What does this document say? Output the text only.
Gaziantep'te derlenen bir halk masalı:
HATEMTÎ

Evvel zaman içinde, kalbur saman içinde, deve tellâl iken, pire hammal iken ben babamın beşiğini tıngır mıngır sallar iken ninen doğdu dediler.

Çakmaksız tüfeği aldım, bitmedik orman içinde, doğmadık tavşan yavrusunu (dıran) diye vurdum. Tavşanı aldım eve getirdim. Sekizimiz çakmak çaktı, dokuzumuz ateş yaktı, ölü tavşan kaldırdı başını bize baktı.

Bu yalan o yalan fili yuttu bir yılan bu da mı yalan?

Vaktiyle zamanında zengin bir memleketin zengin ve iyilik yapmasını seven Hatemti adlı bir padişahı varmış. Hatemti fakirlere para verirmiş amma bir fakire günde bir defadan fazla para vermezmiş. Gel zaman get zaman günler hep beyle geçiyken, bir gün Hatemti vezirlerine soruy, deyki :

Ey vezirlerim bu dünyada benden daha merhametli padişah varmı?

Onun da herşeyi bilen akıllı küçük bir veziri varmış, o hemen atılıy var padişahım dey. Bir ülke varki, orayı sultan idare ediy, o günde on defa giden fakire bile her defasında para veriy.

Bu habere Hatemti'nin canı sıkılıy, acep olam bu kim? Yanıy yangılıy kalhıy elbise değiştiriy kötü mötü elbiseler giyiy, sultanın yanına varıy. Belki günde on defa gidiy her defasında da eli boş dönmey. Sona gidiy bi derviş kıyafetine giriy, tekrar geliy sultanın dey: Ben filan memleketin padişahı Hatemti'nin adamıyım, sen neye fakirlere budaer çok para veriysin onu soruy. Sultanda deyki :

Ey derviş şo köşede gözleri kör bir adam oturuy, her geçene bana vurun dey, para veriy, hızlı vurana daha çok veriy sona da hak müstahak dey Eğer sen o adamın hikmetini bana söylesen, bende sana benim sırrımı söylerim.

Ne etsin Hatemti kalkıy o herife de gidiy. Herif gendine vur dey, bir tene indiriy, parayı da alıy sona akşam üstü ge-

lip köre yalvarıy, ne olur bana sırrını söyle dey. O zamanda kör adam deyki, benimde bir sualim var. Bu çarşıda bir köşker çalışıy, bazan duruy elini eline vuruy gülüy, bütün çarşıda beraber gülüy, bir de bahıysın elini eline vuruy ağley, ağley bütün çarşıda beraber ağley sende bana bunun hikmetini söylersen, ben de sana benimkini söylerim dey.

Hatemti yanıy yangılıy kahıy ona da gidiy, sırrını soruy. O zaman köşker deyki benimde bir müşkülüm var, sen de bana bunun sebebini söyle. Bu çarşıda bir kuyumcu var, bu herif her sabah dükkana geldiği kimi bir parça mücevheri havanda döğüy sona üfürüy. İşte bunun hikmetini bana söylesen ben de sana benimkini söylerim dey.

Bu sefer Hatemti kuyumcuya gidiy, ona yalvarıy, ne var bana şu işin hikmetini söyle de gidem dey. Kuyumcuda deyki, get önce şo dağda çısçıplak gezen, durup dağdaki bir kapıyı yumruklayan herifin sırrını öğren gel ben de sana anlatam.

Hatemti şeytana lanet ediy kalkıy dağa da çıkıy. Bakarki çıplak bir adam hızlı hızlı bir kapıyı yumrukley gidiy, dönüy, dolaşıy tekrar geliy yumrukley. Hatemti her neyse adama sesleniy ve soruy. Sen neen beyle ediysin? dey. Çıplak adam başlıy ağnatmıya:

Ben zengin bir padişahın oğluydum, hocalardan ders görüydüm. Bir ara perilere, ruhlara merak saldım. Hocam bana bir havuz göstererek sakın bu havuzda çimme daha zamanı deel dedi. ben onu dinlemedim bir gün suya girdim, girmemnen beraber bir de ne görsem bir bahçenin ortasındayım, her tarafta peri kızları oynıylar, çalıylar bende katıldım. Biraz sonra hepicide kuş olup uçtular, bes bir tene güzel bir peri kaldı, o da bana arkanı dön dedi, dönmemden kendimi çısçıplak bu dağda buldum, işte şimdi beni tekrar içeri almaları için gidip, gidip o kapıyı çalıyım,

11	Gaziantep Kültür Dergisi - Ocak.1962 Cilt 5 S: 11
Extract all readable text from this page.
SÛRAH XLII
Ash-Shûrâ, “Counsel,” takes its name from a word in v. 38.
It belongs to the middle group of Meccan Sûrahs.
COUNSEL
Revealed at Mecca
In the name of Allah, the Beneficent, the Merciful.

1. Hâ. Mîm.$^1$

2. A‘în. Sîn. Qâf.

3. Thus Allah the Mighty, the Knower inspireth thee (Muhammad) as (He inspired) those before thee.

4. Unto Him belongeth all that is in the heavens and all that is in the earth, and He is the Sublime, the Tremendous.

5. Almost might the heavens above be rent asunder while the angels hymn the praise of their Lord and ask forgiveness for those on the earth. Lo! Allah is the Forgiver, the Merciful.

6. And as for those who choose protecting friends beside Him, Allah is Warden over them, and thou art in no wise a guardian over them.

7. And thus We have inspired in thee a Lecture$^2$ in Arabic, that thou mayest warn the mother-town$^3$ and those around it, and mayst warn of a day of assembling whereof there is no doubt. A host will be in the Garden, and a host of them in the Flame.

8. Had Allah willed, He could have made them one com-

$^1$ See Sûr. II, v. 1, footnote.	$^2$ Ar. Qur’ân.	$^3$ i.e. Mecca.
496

————

## Your instructions
Identify the lines above with the word "text". Copy them.

## Task response
What does this document say? Output the text only.
Extract all readable text from this page.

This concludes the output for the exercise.